# To-do list
- A) Please copy word for word the part of the factory pattern passage starting with "Like we previously" and going on through "a DriverManager-type object.".
- B) List every distinct class or enum name in the factory pattern passage that begins with "Driver".

# Text to read
** begin **
To easily manage the browsers that our project focuses on, we define an enum called DriverType which contains all browsers we ever want to test.

Like we previously mentioned, DriverManagerFactory is a factory that “manufactures” DriverManager objects. You invoke the getDriverManager() method of this class with your DriverType (described above) to receive a DriverManager-type object.

Since DriverManager is an abstract class, you won’t receive an actual DriverManager, just one of its implementations, such as ChromeDriverManager, FireFoxDriverManager, etc. The code snippet below demonstrates how to implement the DriverManagerFactory class.

"Manufacture" DriverManager objects — *Figure 7 – “Manufacture” DriverManager objects*

After understanding how a browser instance is created, we’ll now create a test using one of the above DriverManager objects. As you can see, the test writer doesn’t care whether the WebDriver for Chrome is called ChromeDriver or not. They only need to specify the simple CHROME string (one of the values in the DriverType enum) when they need a Chrome browser instance.

In the below test, we navigate to www.google.com and verify that the site’s title is named “Google.” Not much of a test but it demonstrates how you we apply the aforementioned DriverManagerFactory.

*Figure 8 – Sample test using DriverManagerFactory and DriverManager*

By using this Factory design pattern, if there is a new requirement to run tests on a new browser, say Safari for example, it should not be a big deal. We just need to create a SafariDriverManger, which extends DriverManager exactly like the ChromeDriverManager we saw earlier. When it’s been created, test writers can simply create a SafariDriverManager using the new SAFARI value of the DriverType enum.
** end **
# Material provided
** begin **
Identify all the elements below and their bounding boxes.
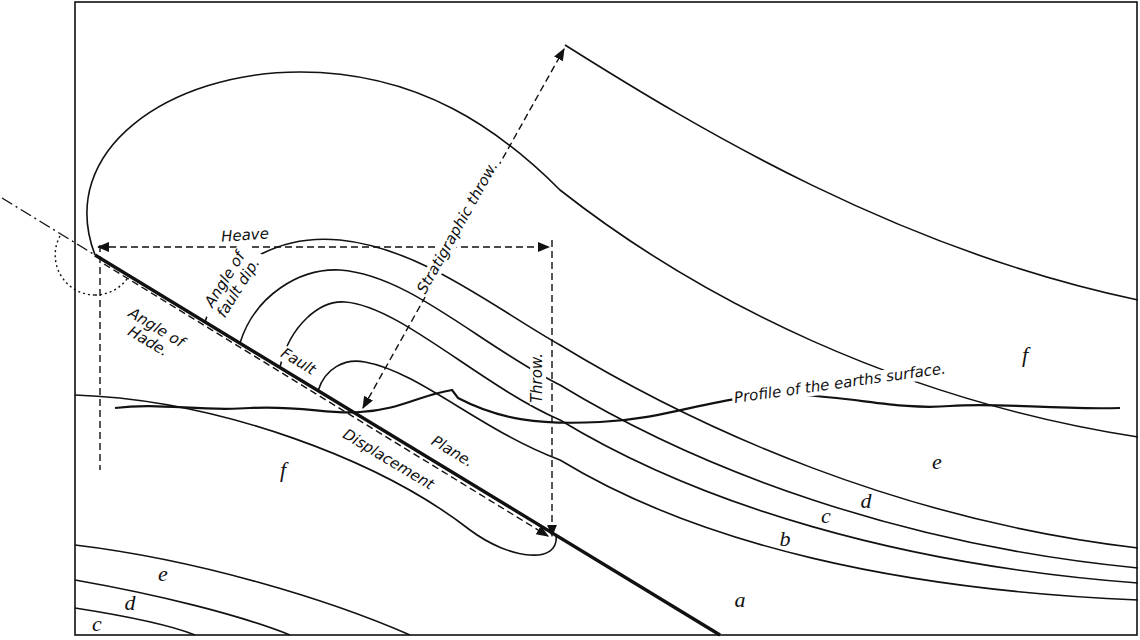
** end **
# Solution list
- A)
Like we previously mentioned, DriverManagerFactory is a factory that “manufactures” DriverManager objects. You invoke the getDriverManager() method of this class with your DriverType (described above) to receive a DriverManager-type object.

- B)
DriverType
DriverManagerFactory
DriverManager